### WHAT IS EXPECTED
Copy each line exactly. Drop every picture.

Stored entries

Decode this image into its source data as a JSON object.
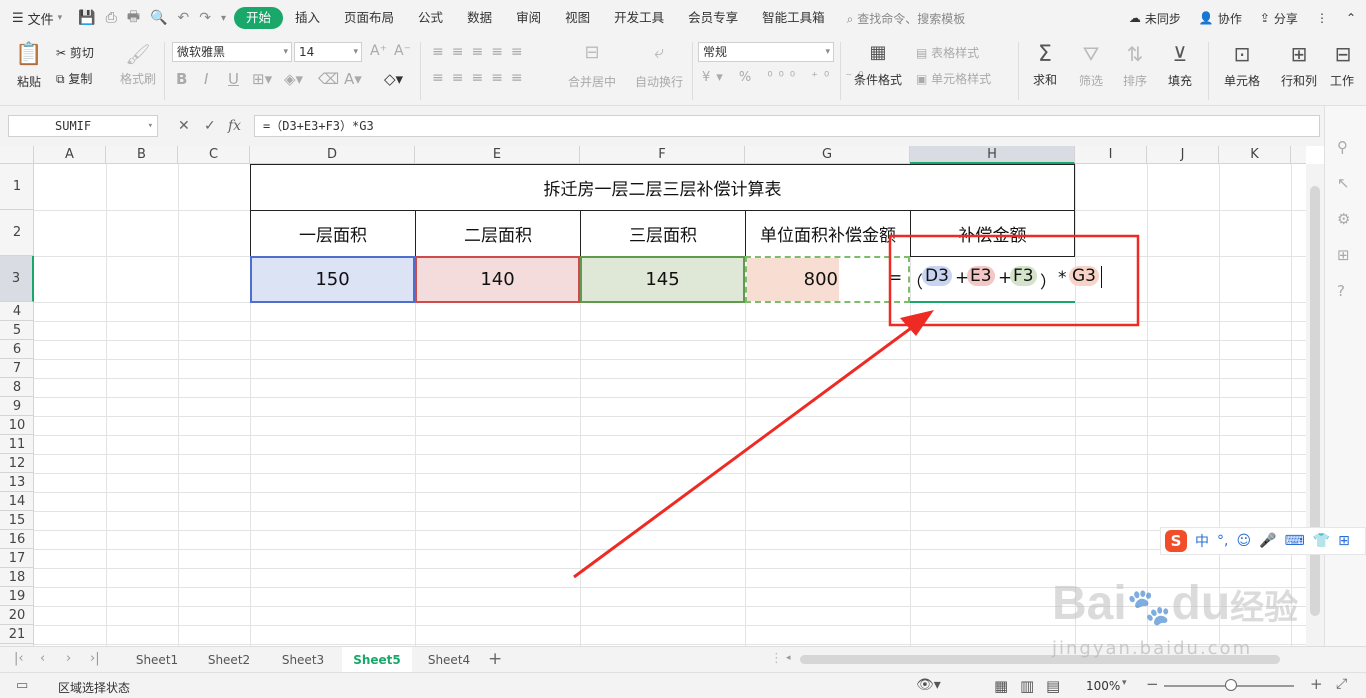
{
  "menubar": {
    "file_label": "文件",
    "tabs": [
      "开始",
      "插入",
      "页面布局",
      "公式",
      "数据",
      "审阅",
      "视图",
      "开发工具",
      "会员专享",
      "智能工具箱"
    ],
    "active_tab": "开始",
    "search": "查找命令、搜索模板",
    "sync": "未同步",
    "collab": "协作",
    "share": "分享"
  },
  "ribbon": {
    "paste": "粘贴",
    "cut": "剪切",
    "copy": "复制",
    "format_painter": "格式刷",
    "font_name": "微软雅黑",
    "font_size": "14",
    "merge": "合并居中",
    "wrap": "自动换行",
    "number_format": "常规",
    "cond_format": "条件格式",
    "table_style": "表格样式",
    "cell_style": "单元格样式",
    "sum": "求和",
    "filter": "筛选",
    "sort": "排序",
    "fill": "填充",
    "cells": "单元格",
    "rows_cols": "行和列",
    "worksheet": "工作"
  },
  "formula_bar": {
    "name_box": "SUMIF",
    "fx": "fx",
    "formula": "=（D3+E3+F3）*G3"
  },
  "grid": {
    "columns": [
      "A",
      "B",
      "C",
      "D",
      "E",
      "F",
      "G",
      "H",
      "I",
      "J",
      "K"
    ],
    "selected_column": "H",
    "rows": [
      "1",
      "2",
      "3",
      "4",
      "5",
      "6",
      "7",
      "8",
      "9",
      "10",
      "11",
      "12",
      "13",
      "14",
      "15",
      "16",
      "17",
      "18",
      "19",
      "20",
      "21"
    ],
    "selected_row": "3",
    "title": "拆迁房一层二层三层补偿计算表",
    "headers": [
      "一层面积",
      "二层面积",
      "三层面积",
      "单位面积补偿金额",
      "补偿金额"
    ],
    "values": [
      "150",
      "140",
      "145",
      "800"
    ],
    "edit_formula": {
      "eq": "=",
      "open": "（",
      "ref1": "D3",
      "plus1": "+",
      "ref2": "E3",
      "plus2": "+",
      "ref3": "F3",
      "close": "）",
      "times": "*",
      "ref4": "G3"
    }
  },
  "colors": {
    "accent": "#1aa86a",
    "d3_fill": "#dce3f5",
    "e3_fill": "#f5dcdc",
    "f3_fill": "#dfe8d6",
    "g3_fill": "#f8ddd3",
    "annotation": "#ee2a24"
  },
  "sheets": [
    "Sheet1",
    "Sheet2",
    "Sheet3",
    "Sheet5",
    "Sheet4"
  ],
  "active_sheet": "Sheet5",
  "statusbar": {
    "mode": "区域选择状态",
    "zoom": "100%"
  },
  "ime": {
    "lang": "中"
  },
  "watermark": {
    "brand": "Bai",
    "brand2": "du",
    "suffix": "经验",
    "url": "jingyan.baidu.com"
  }
}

### CORRECT OUTPUT
Decode this image into its source data as a JSON object.
{
  "menubar": {
    "file_label": "文件",
    "tabs": [
      "开始",
      "插入",
      "页面布局",
      "公式",
      "数据",
      "审阅",
      "视图",
      "开发工具",
      "会员专享",
      "智能工具箱"
    ],
    "active_tab": "开始",
    "search": "查找命令、搜索模板",
    "sync": "未同步",
    "collab": "协作",
    "share": "分享"
  },
  "ribbon": {
    "paste": "粘贴",
    "cut": "剪切",
    "copy": "复制",
    "format_painter": "格式刷",
    "font_name": "微软雅黑",
    "font_size": "14",
    "merge": "合并居中",
    "wrap": "自动换行",
    "number_format": "常规",
    "cond_format": "条件格式",
    "table_style": "表格样式",
    "cell_style": "单元格样式",
    "sum": "求和",
    "filter": "筛选",
    "sort": "排序",
    "fill": "填充",
    "cells": "单元格",
    "rows_cols": "行和列",
    "worksheet": "工作"
  },
  "formula_bar": {
    "name_box": "SUMIF",
    "fx": "fx",
    "formula": "=（D3+E3+F3）*G3"
  },
  "grid": {
    "columns": [
      "A",
      "B",
      "C",
      "D",
      "E",
      "F",
      "G",
      "H",
      "I",
      "J",
      "K"
    ],
    "selected_column": "H",
    "rows": [
      "1",
      "2",
      "3",
      "4",
      "5",
      "6",
      "7",
      "8",
      "9",
      "10",
      "11",
      "12",
      "13",
      "14",
      "15",
      "16",
      "17",
      "18",
      "19",
      "20",
      "21"
    ],
    "selected_row": "3",
    "title": "拆迁房一层二层三层补偿计算表",
    "headers": [
      "一层面积",
      "二层面积",
      "三层面积",
      "单位面积补偿金额",
      "补偿金额"
    ],
    "values": [
      "150",
      "140",
      "145",
      "800"
    ],
    "edit_formula": {
      "eq": "=",
      "open": "（",
      "ref1": "D3",
      "plus1": "+",
      "ref2": "E3",
      "plus2": "+",
      "ref3": "F3",
      "close": "）",
      "times": "*",
      "ref4": "G3"
    }
  },
  "colors": {
    "accent": "#1aa86a",
    "d3_fill": "#dce3f5",
    "e3_fill": "#f5dcdc",
    "f3_fill": "#dfe8d6",
    "g3_fill": "#f8ddd3",
    "annotation": "#ee2a24"
  },
  "sheets": [
    "Sheet1",
    "Sheet2",
    "Sheet3",
    "Sheet5",
    "Sheet4"
  ],
  "active_sheet": "Sheet5",
  "statusbar": {
    "mode": "区域选择状态",
    "zoom": "100%"
  },
  "ime": {
    "lang": "中"
  },
  "watermark": {
    "brand": "Bai",
    "brand2": "du",
    "suffix": "经验",
    "url": "jingyan.baidu.com"
  }
}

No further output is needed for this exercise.